### GOAL
Reproduce the following interview with fine art photographer Sonja Hietala word for word, from start to finish.

Hello everyone, Bella here! I'm excited to introduce you to the accomplished fine art photographer Sonja Hietala from Jyväskylä, Finland!
As an artist at heart, Sonja initially explored the creative realm through painting and drawing fantasy characters. Eventually, she made the transition to the digital world using her camera and Photoshop.
Describing her photos in her own words, Sonja says they are "mostly combinations of a photo, parts of old paintings, and images that I have made with AI."
Sonja graciously took the time to answer our questions, so let's dive into getting to know the talented artist behind the captivating art!
Model: @aadaorpana | Crown: @cos.ucos
Hi Sonja! Can you share a bit about your background and how you got started in photography?
Hi and thank you so much for having me!
I am a photographer from Finland, the land of thousands of lakes and Santa Claus.
Basically I've been a fairytale lover since I can remember. I have lived my childhood watching Disney movies and I used to paint and draw fairies and mermaids all day long. At some point in my teenage years the brushes and pens switched to a digital camera and free editing software. I started doing photography in the woods and I enjoyed taking macro shots in nature. I believe that's how 80% of the photographers start their journey!
In 2014 I thought I was going to become a wedding photographer because I had a few shoots around that time. I still shoot 5-7 documentary weddings a summer.
Around 2016 I found the courage to start asking people in front of my camera to model for me in fantasy-styled photos. That's when I understood that this could be a way to continue my childhood dreaming and creating in a new form. When I learned Photoshop, I was amazed that you can basically do anything with it, if you try to learn hard.
Model: @hedeliat | Crown & earrings: @soroka_crowns
When dreaming up the narratives and scenes for your fairy photoshoots, where does your creative process kick off? Is it the model, the styling, the location, or some other element that sets the tone?
I often go search for props from second hand stores and I start to build up the idea around those items that I find. Also the styling is a huge source of inspiration.

### INFORMATION PROVIDED
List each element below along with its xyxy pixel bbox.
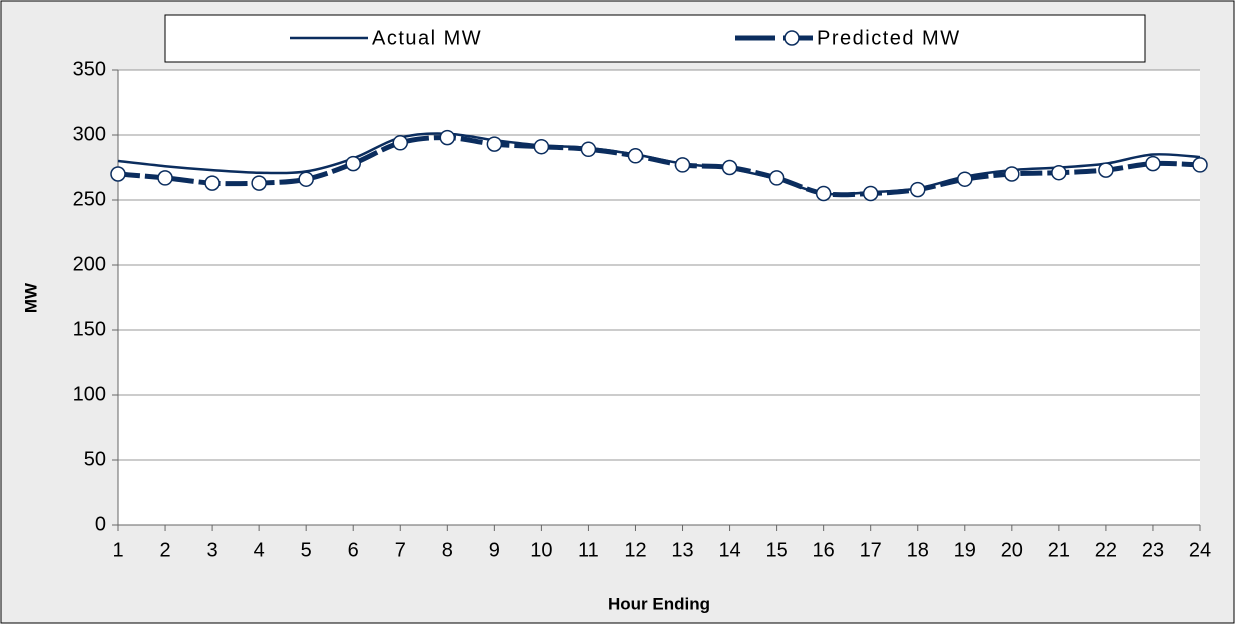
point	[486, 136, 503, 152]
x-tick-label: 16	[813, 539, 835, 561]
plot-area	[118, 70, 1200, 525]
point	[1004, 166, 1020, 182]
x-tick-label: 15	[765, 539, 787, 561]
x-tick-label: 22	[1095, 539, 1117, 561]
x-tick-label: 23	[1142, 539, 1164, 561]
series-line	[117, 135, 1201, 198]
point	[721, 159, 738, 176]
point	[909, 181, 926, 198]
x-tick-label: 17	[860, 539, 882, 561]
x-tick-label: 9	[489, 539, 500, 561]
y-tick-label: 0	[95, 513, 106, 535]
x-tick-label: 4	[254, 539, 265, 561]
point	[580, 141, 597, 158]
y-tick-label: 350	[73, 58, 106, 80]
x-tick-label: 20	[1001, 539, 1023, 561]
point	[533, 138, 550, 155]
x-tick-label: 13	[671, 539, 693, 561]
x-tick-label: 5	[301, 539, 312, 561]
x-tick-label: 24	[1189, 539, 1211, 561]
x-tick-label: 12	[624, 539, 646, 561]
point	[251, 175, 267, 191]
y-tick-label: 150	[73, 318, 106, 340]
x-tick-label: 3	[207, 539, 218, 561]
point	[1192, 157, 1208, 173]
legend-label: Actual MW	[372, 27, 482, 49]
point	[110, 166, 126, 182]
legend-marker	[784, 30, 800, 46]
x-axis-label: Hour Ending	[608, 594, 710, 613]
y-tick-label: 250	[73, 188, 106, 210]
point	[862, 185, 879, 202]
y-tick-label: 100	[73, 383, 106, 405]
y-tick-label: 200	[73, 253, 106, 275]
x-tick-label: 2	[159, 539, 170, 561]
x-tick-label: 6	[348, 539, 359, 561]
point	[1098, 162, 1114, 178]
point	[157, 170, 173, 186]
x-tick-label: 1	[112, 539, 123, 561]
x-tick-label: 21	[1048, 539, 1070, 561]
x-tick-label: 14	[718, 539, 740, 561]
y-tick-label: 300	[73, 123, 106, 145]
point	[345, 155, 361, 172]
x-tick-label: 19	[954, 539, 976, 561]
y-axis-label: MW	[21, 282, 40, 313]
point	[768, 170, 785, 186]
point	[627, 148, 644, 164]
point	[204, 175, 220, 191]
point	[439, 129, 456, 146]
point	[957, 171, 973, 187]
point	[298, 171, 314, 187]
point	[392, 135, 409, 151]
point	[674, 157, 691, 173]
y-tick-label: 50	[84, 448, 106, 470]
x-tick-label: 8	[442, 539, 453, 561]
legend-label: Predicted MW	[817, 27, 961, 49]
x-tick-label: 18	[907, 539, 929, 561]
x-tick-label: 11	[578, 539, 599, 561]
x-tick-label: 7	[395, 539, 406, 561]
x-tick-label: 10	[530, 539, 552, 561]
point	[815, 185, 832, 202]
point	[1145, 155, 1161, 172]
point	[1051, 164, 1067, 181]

### THE RESULT
Hello everyone, Bella here! I'm excited to introduce you to the accomplished fine art photographer Sonja Hietala from Jyväskylä, Finland!
As an artist at heart, Sonja initially explored the creative realm through painting and drawing fantasy characters. Eventually, she made the transition to the digital world using her camera and Photoshop.
Describing her photos in her own words, Sonja says they are "mostly combinations of a photo, parts of old paintings, and images that I have made with AI."
Sonja graciously took the time to answer our questions, so let's dive into getting to know the talented artist behind the captivating art!
Model: @aadaorpana | Crown: @cos.ucos
Hi Sonja! Can you share a bit about your background and how you got started in photography?
Hi and thank you so much for having me!
I am a photographer from Finland, the land of thousands of lakes and Santa Claus.
Basically I've been a fairytale lover since I can remember. I have lived my childhood watching Disney movies and I used to paint and draw fairies and mermaids all day long. At some point in my teenage years the brushes and pens switched to a digital camera and free editing software. I started doing photography in the woods and I enjoyed taking macro shots in nature. I believe that's how 80% of the photographers start their journey!
In 2014 I thought I was going to become a wedding photographer because I had a few shoots around that time. I still shoot 5-7 documentary weddings a summer.
Around 2016 I found the courage to start asking people in front of my camera to model for me in fantasy-styled photos. That's when I understood that this could be a way to continue my childhood dreaming and creating in a new form. When I learned Photoshop, I was amazed that you can basically do anything with it, if you try to learn hard.
Model: @hedeliat | Crown & earrings: @soroka_crowns
When dreaming up the narratives and scenes for your fairy photoshoots, where does your creative process kick off? Is it the model, the styling, the location, or some other element that sets the tone?
I often go search for props from second hand stores and I start to build up the idea around those items that I find. Also the styling is a huge source of inspiration.